**WHAT TO PRODUCE**
Rewrite each of the records below, substituting "bounding box" for "bbox" and keeping everything else unchanged.

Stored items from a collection
►
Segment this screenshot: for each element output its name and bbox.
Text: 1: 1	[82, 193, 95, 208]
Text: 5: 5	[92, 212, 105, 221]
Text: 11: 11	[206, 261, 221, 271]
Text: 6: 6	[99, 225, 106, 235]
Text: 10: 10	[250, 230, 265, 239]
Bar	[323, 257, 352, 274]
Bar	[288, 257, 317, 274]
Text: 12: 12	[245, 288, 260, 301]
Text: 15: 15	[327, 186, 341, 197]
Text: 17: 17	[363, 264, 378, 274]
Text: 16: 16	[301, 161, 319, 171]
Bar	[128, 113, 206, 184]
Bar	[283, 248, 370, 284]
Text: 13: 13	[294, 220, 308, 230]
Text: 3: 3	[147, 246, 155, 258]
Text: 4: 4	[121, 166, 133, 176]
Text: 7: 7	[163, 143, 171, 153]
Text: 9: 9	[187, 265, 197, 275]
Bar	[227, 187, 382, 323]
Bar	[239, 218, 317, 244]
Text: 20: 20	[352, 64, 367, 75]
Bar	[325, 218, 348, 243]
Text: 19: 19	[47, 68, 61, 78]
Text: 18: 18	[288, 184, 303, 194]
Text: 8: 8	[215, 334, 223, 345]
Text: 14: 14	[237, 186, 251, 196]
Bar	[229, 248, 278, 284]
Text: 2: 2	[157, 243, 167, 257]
◄
**CORRECT RESULT**
Segment this screenshot: for each element output its name and bounding box.
Text: 1: 1	[82, 193, 95, 208]
Text: 5: 5	[92, 212, 105, 221]
Text: 11: 11	[206, 261, 221, 271]
Text: 6: 6	[99, 225, 106, 235]
Text: 10: 10	[250, 230, 265, 239]
Bar	[323, 257, 352, 274]
Bar	[288, 257, 317, 274]
Text: 12: 12	[245, 288, 260, 301]
Text: 15: 15	[327, 186, 341, 197]
Text: 17: 17	[363, 264, 378, 274]
Text: 16: 16	[301, 161, 319, 171]
Bar	[128, 113, 206, 184]
Bar	[283, 248, 370, 284]
Text: 13: 13	[294, 220, 308, 230]
Text: 3: 3	[147, 246, 155, 258]
Text: 4: 4	[121, 166, 133, 176]
Text: 7: 7	[163, 143, 171, 153]
Text: 9: 9	[187, 265, 197, 275]
Bar	[227, 187, 382, 323]
Bar	[239, 218, 317, 244]
Text: 20: 20	[352, 64, 367, 75]
Bar	[325, 218, 348, 243]
Text: 19: 19	[47, 68, 61, 78]
Text: 18: 18	[288, 184, 303, 194]
Text: 8: 8	[215, 334, 223, 345]
Text: 14: 14	[237, 186, 251, 196]
Bar	[229, 248, 278, 284]
Text: 2: 2	[157, 243, 167, 257]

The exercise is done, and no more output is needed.